▸ Set problem: Reproduce each of the lines word for word.

▸ Extracted data entries:

┏━━

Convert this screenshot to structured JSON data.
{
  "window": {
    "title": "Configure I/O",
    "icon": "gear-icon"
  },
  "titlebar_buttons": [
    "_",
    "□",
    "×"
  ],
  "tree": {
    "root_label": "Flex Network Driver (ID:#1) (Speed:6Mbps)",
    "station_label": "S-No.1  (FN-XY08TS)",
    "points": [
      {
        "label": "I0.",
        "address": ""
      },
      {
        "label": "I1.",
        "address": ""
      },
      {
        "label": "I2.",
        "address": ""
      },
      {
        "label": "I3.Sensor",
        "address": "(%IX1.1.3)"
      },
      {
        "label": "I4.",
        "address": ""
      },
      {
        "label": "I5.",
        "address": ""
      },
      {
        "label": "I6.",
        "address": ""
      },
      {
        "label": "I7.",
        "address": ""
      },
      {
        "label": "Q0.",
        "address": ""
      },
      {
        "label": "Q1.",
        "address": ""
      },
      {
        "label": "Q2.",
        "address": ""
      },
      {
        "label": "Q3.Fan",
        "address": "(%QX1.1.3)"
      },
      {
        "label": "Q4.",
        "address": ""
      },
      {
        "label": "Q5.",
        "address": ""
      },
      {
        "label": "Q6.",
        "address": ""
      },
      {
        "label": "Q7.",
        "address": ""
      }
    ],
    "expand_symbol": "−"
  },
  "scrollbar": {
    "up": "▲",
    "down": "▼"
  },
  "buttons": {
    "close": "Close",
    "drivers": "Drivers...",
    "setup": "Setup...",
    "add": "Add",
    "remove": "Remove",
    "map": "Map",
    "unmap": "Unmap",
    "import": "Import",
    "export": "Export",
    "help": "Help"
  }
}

┗━━

▸ Exercise answer:
Convert this screenshot to structured JSON data.
{
  "window": {
    "title": "Configure I/O",
    "icon": "gear-icon"
  },
  "titlebar_buttons": [
    "_",
    "□",
    "×"
  ],
  "tree": {
    "root_label": "Flex Network Driver (ID:#1) (Speed:6Mbps)",
    "station_label": "S-No.1  (FN-XY08TS)",
    "points": [
      {
        "label": "I0.",
        "address": ""
      },
      {
        "label": "I1.",
        "address": ""
      },
      {
        "label": "I2.",
        "address": ""
      },
      {
        "label": "I3.Sensor",
        "address": "(%IX1.1.3)"
      },
      {
        "label": "I4.",
        "address": ""
      },
      {
        "label": "I5.",
        "address": ""
      },
      {
        "label": "I6.",
        "address": ""
      },
      {
        "label": "I7.",
        "address": ""
      },
      {
        "label": "Q0.",
        "address": ""
      },
      {
        "label": "Q1.",
        "address": ""
      },
      {
        "label": "Q2.",
        "address": ""
      },
      {
        "label": "Q3.Fan",
        "address": "(%QX1.1.3)"
      },
      {
        "label": "Q4.",
        "address": ""
      },
      {
        "label": "Q5.",
        "address": ""
      },
      {
        "label": "Q6.",
        "address": ""
      },
      {
        "label": "Q7.",
        "address": ""
      }
    ],
    "expand_symbol": "−"
  },
  "scrollbar": {
    "up": "▲",
    "down": "▼"
  },
  "buttons": {
    "close": "Close",
    "drivers": "Drivers...",
    "setup": "Setup...",
    "add": "Add",
    "remove": "Remove",
    "map": "Map",
    "unmap": "Unmap",
    "import": "Import",
    "export": "Export",
    "help": "Help"
  }
}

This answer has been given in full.